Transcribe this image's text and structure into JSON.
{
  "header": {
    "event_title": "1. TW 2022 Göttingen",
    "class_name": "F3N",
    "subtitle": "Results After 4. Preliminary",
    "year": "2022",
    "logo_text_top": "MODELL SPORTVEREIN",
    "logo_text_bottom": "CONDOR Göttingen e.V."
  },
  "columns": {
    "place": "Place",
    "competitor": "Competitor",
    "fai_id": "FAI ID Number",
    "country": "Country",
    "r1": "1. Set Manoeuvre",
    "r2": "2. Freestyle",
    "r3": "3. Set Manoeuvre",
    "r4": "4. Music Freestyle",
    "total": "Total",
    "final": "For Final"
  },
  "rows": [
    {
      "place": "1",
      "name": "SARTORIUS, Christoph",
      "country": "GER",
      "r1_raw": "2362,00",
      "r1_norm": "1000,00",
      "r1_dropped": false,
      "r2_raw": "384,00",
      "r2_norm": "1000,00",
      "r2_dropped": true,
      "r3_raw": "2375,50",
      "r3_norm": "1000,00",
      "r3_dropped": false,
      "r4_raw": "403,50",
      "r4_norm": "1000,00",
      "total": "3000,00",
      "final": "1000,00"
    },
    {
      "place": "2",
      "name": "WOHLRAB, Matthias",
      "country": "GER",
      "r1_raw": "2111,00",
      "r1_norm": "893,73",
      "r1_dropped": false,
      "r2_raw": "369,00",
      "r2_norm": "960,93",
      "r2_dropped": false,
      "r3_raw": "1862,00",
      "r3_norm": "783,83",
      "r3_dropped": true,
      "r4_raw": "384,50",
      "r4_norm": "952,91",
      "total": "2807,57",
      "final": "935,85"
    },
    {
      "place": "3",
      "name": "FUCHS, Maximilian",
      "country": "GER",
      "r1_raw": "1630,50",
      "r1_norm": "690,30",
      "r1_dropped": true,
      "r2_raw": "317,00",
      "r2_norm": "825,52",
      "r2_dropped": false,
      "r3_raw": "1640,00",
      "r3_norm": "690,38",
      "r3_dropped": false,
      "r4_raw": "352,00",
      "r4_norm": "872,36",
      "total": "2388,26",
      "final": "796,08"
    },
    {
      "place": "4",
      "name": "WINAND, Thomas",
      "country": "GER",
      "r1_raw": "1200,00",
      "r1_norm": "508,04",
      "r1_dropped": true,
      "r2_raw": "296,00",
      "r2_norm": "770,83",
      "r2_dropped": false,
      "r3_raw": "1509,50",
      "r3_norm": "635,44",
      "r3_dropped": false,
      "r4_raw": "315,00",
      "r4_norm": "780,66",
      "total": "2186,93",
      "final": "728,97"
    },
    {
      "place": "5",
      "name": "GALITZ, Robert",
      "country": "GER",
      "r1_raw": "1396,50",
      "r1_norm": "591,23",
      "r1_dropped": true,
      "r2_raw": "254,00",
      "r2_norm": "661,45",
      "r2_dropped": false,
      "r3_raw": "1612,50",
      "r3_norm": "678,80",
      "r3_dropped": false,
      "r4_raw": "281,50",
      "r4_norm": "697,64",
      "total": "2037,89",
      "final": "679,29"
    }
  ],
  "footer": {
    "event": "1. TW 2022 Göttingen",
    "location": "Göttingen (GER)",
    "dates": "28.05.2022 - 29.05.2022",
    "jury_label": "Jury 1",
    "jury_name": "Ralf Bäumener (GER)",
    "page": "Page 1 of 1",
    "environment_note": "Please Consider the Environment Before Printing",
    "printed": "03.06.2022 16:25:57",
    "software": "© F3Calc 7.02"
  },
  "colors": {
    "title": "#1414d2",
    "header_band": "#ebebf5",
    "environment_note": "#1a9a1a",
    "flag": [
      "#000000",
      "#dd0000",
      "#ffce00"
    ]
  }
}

-- Request --
Calculate how many lines of the material include the string "Manoeuvre", and state that number by itself.

-- Task output --
2